▶ Material shown
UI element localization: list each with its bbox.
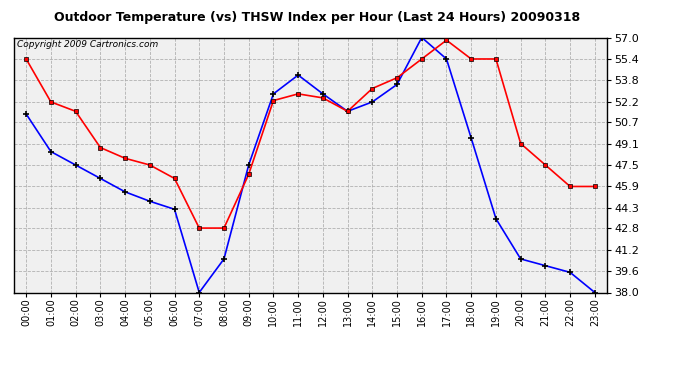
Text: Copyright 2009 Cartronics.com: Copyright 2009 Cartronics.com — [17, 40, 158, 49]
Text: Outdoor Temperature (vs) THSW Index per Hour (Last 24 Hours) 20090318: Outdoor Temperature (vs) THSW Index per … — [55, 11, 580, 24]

* * *

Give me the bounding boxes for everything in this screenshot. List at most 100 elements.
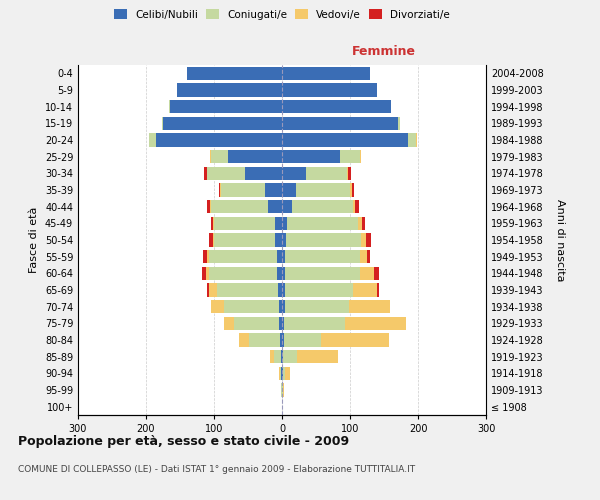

...

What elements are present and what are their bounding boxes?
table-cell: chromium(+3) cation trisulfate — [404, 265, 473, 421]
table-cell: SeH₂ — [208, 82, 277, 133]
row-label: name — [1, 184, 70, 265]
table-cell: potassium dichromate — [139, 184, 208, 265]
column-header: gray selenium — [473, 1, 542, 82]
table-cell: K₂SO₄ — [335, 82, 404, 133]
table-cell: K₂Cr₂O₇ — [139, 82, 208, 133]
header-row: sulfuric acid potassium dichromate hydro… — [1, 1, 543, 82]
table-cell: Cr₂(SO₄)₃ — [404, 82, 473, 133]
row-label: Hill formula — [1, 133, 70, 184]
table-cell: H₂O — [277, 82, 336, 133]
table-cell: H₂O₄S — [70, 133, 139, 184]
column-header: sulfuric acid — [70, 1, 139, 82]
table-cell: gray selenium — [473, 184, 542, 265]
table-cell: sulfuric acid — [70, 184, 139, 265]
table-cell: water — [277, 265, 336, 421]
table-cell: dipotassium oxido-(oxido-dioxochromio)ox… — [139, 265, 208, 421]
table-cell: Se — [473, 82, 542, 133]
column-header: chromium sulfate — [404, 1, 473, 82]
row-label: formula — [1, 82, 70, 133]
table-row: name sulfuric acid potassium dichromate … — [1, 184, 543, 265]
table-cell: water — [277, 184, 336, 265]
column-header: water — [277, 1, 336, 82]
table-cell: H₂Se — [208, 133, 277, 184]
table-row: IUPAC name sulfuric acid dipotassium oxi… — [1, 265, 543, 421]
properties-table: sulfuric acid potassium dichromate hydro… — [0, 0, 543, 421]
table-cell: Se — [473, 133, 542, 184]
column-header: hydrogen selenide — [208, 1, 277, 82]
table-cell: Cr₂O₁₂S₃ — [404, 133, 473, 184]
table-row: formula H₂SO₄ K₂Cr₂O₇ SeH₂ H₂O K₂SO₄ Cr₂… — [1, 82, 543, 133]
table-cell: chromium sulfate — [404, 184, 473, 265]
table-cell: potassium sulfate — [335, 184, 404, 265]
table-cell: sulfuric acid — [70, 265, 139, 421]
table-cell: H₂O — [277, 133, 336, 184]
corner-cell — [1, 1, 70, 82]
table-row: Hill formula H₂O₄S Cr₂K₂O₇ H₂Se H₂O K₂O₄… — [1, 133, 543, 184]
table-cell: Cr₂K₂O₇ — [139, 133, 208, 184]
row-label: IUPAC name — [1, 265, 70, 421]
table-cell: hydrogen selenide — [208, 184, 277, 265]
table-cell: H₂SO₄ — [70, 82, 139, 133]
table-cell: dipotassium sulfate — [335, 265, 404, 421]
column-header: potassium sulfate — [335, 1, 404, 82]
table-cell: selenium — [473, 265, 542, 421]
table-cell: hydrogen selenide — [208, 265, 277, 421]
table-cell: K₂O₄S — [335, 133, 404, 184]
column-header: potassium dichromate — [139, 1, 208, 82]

▶ Set problem
Can you rewrite the part of the records that opens with the line containing "UI element localization: list" and closes with the line containing "Text: Outdoor Temperature" as a two-column CSV with the columns input and output, one row per record? Put each value in a single quoted field with line breaks turned into spaces, and leave the pictures out.

▶ Output for this task
input,output
"UI element localization: list each with its bbox.","Text: Copyright 2009 Cartronics.com: Copyright 2009 Cartronics.com — [17, 40, 158, 49] Text: Outdoor Temperature (vs) THSW Index per Hour (Last 24 Hours) 20090318: Outdoor Temperature (vs) THSW Index per … — [55, 11, 580, 24]"